_TO DO_
Rewrite the listing below as a Markdown table with the columns Row and Line, numbering each row and skipping blank lines. Begin at the line that has "Give me the", stop after the line that has "histogram-bar bbox=[180, 134, 191, 205]", and leave the pictures out of the table.

_DATA SUPPLIED_
★ ★ ★ ★ ★
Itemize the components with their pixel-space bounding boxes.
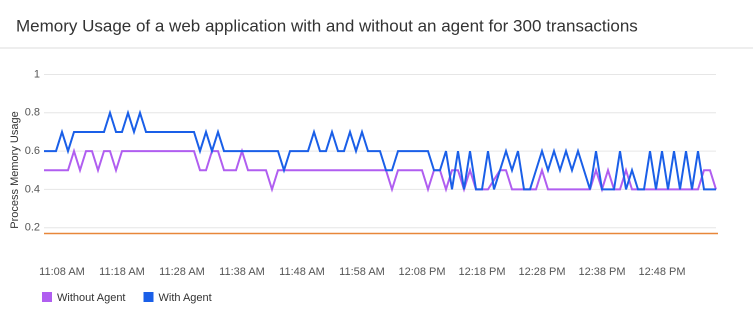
★ ★ ★ ★ ★
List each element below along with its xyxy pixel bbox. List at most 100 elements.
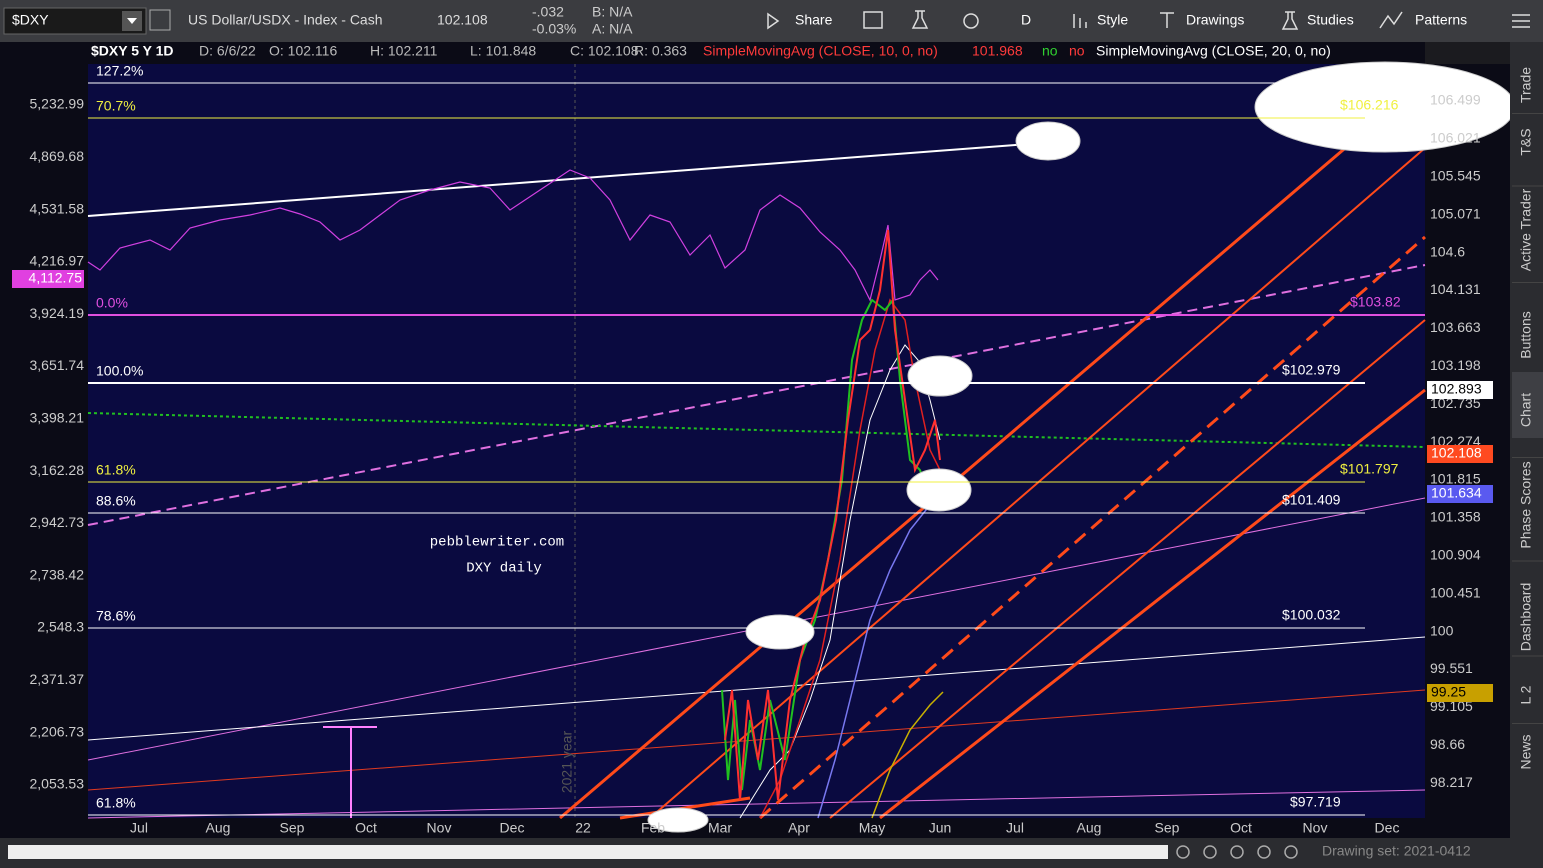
★ ★ ★ ★ ★
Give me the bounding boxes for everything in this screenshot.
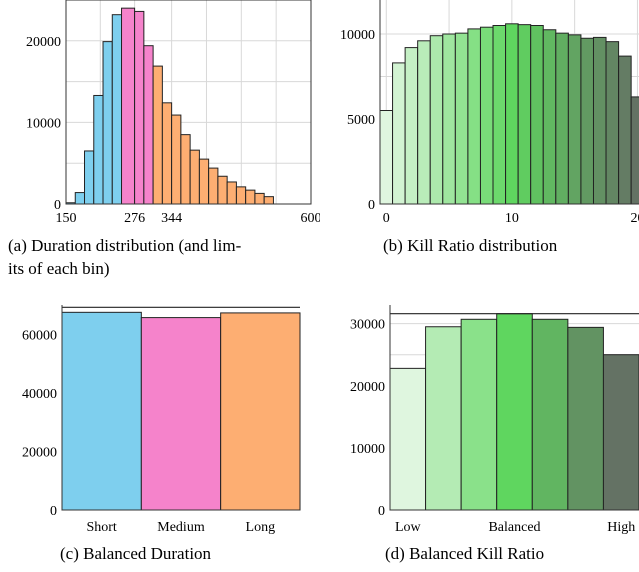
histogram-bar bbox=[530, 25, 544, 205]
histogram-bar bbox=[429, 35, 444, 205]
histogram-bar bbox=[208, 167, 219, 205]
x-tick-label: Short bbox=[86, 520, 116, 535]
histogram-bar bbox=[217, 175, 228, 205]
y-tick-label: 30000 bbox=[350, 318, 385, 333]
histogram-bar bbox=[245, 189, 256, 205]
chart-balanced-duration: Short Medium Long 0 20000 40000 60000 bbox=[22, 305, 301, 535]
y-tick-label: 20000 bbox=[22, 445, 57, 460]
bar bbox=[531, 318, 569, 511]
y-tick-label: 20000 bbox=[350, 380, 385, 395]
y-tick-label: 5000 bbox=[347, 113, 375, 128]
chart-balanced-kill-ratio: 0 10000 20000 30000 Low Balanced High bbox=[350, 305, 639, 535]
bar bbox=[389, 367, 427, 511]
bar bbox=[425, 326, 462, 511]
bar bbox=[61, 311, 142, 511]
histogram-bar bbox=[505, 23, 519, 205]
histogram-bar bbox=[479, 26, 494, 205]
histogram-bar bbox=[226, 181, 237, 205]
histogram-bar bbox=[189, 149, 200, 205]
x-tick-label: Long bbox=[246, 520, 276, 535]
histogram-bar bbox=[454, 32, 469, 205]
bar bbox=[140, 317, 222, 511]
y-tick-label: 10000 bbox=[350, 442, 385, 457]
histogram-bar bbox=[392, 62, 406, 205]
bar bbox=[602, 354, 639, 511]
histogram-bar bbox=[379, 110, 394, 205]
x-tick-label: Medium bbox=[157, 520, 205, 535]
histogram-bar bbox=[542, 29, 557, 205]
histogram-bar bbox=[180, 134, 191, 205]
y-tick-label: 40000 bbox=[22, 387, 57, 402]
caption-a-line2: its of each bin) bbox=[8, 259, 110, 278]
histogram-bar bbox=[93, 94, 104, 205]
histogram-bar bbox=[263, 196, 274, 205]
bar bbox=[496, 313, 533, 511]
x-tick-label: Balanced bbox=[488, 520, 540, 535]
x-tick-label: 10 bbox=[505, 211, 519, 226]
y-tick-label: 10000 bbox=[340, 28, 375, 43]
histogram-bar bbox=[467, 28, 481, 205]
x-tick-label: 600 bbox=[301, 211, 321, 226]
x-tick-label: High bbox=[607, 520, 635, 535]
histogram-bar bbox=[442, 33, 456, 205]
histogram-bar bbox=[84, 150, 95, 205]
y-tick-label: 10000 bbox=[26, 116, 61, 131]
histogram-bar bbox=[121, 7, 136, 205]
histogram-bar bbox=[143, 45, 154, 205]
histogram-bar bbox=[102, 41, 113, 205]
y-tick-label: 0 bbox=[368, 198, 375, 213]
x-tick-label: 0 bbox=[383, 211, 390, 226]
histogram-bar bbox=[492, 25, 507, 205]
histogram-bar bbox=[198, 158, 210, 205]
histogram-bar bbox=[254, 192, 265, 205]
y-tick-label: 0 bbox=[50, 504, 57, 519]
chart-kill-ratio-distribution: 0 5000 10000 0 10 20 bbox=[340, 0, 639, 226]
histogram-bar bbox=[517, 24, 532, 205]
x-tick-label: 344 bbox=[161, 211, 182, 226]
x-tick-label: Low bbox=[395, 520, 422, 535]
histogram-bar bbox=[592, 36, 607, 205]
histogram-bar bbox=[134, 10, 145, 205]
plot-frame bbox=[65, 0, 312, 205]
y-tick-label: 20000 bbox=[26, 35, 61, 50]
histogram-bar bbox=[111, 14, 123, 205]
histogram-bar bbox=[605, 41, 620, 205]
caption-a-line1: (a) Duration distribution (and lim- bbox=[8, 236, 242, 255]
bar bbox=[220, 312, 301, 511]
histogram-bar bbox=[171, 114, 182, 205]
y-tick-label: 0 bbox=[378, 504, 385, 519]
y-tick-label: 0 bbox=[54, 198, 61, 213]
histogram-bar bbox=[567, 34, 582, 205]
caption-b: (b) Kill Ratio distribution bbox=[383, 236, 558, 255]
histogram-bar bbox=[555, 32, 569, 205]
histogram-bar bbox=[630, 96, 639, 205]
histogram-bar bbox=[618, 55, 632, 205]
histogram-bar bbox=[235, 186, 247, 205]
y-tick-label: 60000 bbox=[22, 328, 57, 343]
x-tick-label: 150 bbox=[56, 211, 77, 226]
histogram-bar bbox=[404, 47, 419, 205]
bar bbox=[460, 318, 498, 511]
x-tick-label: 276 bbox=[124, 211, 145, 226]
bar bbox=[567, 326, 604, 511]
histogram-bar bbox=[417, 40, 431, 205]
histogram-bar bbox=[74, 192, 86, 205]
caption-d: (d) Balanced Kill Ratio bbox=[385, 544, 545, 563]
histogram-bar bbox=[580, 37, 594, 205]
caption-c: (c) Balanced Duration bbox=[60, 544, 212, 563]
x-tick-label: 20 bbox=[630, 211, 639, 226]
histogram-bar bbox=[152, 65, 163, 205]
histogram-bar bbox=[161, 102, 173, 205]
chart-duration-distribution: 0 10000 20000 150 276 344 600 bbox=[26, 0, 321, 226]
★ ★ ★ ★ ★
_FINISHED TASK_
| Row | Line |
|---|---|
| 1 | Give me the bounding boxes for everything in this screenshot. |
| 2 | histogram-bar bbox=[530, 25, 544, 205] |
| 3 | histogram-bar bbox=[429, 35, 444, 205] |
| 4 | histogram-bar bbox=[208, 167, 219, 205] |
| 5 | x-tick-label: Short bbox=[86, 520, 116, 535] |
| 6 | histogram-bar bbox=[217, 175, 228, 205] |
| 7 | y-tick-label: 30000 bbox=[350, 318, 385, 333] |
| 8 | histogram-bar bbox=[245, 189, 256, 205] |
| 9 | chart-balanced-duration: Short Medium Long 0 20000 40000 60000 bbox=[22, 305, 301, 535] |
| 10 | y-tick-label: 20000 bbox=[22, 445, 57, 460] |
| 11 | bar bbox=[531, 318, 569, 511] |
| 12 | y-tick-label: 20000 bbox=[350, 380, 385, 395] |
| 13 | y-tick-label: 5000 bbox=[347, 113, 375, 128] |
| 14 | chart-balanced-kill-ratio: 0 10000 20000 30000 Low Balanced High bbox=[350, 305, 639, 535] |
| 15 | bar bbox=[389, 367, 427, 511] |
| 16 | bar bbox=[425, 326, 462, 511] |
| 17 | bar bbox=[61, 311, 142, 511] |
| 18 | histogram-bar bbox=[505, 23, 519, 205] |
| 19 | histogram-bar bbox=[479, 26, 494, 205] |
| 20 | histogram-bar bbox=[226, 181, 237, 205] |
| 21 | histogram-bar bbox=[189, 149, 200, 205] |
| 22 | x-tick-label: Long bbox=[246, 520, 276, 535] |
| 23 | histogram-bar bbox=[454, 32, 469, 205] |
| 24 | bar bbox=[140, 317, 222, 511] |
| 25 | y-tick-label: 10000 bbox=[350, 442, 385, 457] |
| 26 | histogram-bar bbox=[392, 62, 406, 205] |
| 27 | bar bbox=[602, 354, 639, 511] |
| 28 | histogram-bar bbox=[379, 110, 394, 205] |
| 29 | x-tick-label: Medium bbox=[157, 520, 205, 535] |
| 30 | histogram-bar bbox=[542, 29, 557, 205] |
| 31 | histogram-bar bbox=[180, 134, 191, 205] |